(Part of a data file)
┌──

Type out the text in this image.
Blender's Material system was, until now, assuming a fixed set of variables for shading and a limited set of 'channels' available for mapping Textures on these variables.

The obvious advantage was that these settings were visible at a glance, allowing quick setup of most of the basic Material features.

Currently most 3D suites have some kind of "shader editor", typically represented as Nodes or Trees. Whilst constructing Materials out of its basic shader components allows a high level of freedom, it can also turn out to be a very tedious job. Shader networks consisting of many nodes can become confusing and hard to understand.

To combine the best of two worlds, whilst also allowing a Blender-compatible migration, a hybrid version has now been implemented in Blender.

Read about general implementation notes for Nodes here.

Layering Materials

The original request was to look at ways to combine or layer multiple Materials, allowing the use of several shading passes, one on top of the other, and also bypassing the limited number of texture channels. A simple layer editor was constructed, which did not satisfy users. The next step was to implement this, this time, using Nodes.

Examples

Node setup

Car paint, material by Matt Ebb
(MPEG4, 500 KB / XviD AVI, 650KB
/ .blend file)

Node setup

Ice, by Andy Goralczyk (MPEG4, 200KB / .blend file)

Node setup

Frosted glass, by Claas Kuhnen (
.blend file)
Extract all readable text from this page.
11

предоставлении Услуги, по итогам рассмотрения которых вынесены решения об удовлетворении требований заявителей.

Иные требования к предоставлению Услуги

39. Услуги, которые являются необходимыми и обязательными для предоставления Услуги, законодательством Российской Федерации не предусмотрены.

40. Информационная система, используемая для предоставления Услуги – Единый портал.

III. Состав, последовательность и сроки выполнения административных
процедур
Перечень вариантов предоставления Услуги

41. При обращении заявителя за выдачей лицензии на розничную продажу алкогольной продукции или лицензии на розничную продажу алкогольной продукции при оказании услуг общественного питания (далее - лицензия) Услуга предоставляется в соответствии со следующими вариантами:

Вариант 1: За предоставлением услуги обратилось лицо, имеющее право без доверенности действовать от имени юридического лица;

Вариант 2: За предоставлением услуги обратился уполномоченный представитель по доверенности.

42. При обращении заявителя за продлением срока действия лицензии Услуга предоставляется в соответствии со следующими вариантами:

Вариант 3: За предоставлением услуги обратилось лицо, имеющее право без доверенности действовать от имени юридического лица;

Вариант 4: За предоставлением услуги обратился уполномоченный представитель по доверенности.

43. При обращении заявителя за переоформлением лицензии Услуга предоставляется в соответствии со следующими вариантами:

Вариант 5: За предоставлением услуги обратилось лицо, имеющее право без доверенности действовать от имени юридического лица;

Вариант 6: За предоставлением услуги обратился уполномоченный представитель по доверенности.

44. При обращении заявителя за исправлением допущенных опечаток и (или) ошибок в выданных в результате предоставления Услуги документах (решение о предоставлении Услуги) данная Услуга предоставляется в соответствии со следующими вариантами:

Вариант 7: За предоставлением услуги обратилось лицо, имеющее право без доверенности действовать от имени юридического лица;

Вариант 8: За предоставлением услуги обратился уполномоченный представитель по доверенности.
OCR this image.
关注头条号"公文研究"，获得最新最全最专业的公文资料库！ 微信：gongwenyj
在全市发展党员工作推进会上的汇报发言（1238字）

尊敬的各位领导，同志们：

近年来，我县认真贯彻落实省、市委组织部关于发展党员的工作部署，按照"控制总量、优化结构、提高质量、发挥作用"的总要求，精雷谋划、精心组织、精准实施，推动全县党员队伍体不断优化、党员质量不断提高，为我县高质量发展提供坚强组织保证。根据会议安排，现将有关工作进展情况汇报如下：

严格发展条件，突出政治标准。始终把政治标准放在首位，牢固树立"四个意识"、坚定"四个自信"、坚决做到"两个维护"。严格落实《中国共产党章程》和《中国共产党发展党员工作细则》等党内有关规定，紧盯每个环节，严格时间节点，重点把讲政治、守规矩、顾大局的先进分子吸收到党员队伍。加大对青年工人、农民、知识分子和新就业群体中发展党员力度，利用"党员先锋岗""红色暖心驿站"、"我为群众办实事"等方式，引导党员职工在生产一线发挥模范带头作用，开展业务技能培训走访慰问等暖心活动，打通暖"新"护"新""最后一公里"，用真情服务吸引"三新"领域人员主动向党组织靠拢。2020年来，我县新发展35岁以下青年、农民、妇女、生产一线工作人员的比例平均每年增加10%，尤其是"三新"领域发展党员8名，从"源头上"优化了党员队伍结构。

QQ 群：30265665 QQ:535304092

└──

**SHORT TASK**
Copy out the whole listing exactly.

**THE COMPLETED TASK**
Type out the text in this image.
Blender's Material system was, until now, assuming a fixed set of variables for shading and a limited set of 'channels' available for mapping Textures on these variables.

The obvious advantage was that these settings were visible at a glance, allowing quick setup of most of the basic Material features.

Currently most 3D suites have some kind of "shader editor", typically represented as Nodes or Trees. Whilst constructing Materials out of its basic shader components allows a high level of freedom, it can also turn out to be a very tedious job. Shader networks consisting of many nodes can become confusing and hard to understand.

To combine the best of two worlds, whilst also allowing a Blender-compatible migration, a hybrid version has now been implemented in Blender.

Read about general implementation notes for Nodes here.

Layering Materials

The original request was to look at ways to combine or layer multiple Materials, allowing the use of several shading passes, one on top of the other, and also bypassing the limited number of texture channels. A simple layer editor was constructed, which did not satisfy users. The next step was to implement this, this time, using Nodes.

Examples

Node setup

Car paint, material by Matt Ebb
(MPEG4, 500 KB / XviD AVI, 650KB
/ .blend file)

Node setup

Ice, by Andy Goralczyk (MPEG4, 200KB / .blend file)

Node setup

Frosted glass, by Claas Kuhnen (
.blend file)
Extract all readable text from this page.
11

предоставлении Услуги, по итогам рассмотрения которых вынесены решения об удовлетворении требований заявителей.

Иные требования к предоставлению Услуги

39. Услуги, которые являются необходимыми и обязательными для предоставления Услуги, законодательством Российской Федерации не предусмотрены.

40. Информационная система, используемая для предоставления Услуги – Единый портал.

III. Состав, последовательность и сроки выполнения административных
процедур
Перечень вариантов предоставления Услуги

41. При обращении заявителя за выдачей лицензии на розничную продажу алкогольной продукции или лицензии на розничную продажу алкогольной продукции при оказании услуг общественного питания (далее - лицензия) Услуга предоставляется в соответствии со следующими вариантами:

Вариант 1: За предоставлением услуги обратилось лицо, имеющее право без доверенности действовать от имени юридического лица;

Вариант 2: За предоставлением услуги обратился уполномоченный представитель по доверенности.

42. При обращении заявителя за продлением срока действия лицензии Услуга предоставляется в соответствии со следующими вариантами:

Вариант 3: За предоставлением услуги обратилось лицо, имеющее право без доверенности действовать от имени юридического лица;

Вариант 4: За предоставлением услуги обратился уполномоченный представитель по доверенности.

43. При обращении заявителя за переоформлением лицензии Услуга предоставляется в соответствии со следующими вариантами:

Вариант 5: За предоставлением услуги обратилось лицо, имеющее право без доверенности действовать от имени юридического лица;

Вариант 6: За предоставлением услуги обратился уполномоченный представитель по доверенности.

44. При обращении заявителя за исправлением допущенных опечаток и (или) ошибок в выданных в результате предоставления Услуги документах (решение о предоставлении Услуги) данная Услуга предоставляется в соответствии со следующими вариантами:

Вариант 7: За предоставлением услуги обратилось лицо, имеющее право без доверенности действовать от имени юридического лица;

Вариант 8: За предоставлением услуги обратился уполномоченный представитель по доверенности.
OCR this image.
关注头条号"公文研究"，获得最新最全最专业的公文资料库！ 微信：gongwenyj
在全市发展党员工作推进会上的汇报发言（1238字）

尊敬的各位领导，同志们：

近年来，我县认真贯彻落实省、市委组织部关于发展党员的工作部署，按照"控制总量、优化结构、提高质量、发挥作用"的总要求，精雷谋划、精心组织、精准实施，推动全县党员队伍体不断优化、党员质量不断提高，为我县高质量发展提供坚强组织保证。根据会议安排，现将有关工作进展情况汇报如下：

严格发展条件，突出政治标准。始终把政治标准放在首位，牢固树立"四个意识"、坚定"四个自信"、坚决做到"两个维护"。严格落实《中国共产党章程》和《中国共产党发展党员工作细则》等党内有关规定，紧盯每个环节，严格时间节点，重点把讲政治、守规矩、顾大局的先进分子吸收到党员队伍。加大对青年工人、农民、知识分子和新就业群体中发展党员力度，利用"党员先锋岗""红色暖心驿站"、"我为群众办实事"等方式，引导党员职工在生产一线发挥模范带头作用，开展业务技能培训走访慰问等暖心活动，打通暖"新"护"新""最后一公里"，用真情服务吸引"三新"领域人员主动向党组织靠拢。2020年来，我县新发展35岁以下青年、农民、妇女、生产一线工作人员的比例平均每年增加10%，尤其是"三新"领域发展党员8名，从"源头上"优化了党员队伍结构。

QQ 群：30265665 QQ:535304092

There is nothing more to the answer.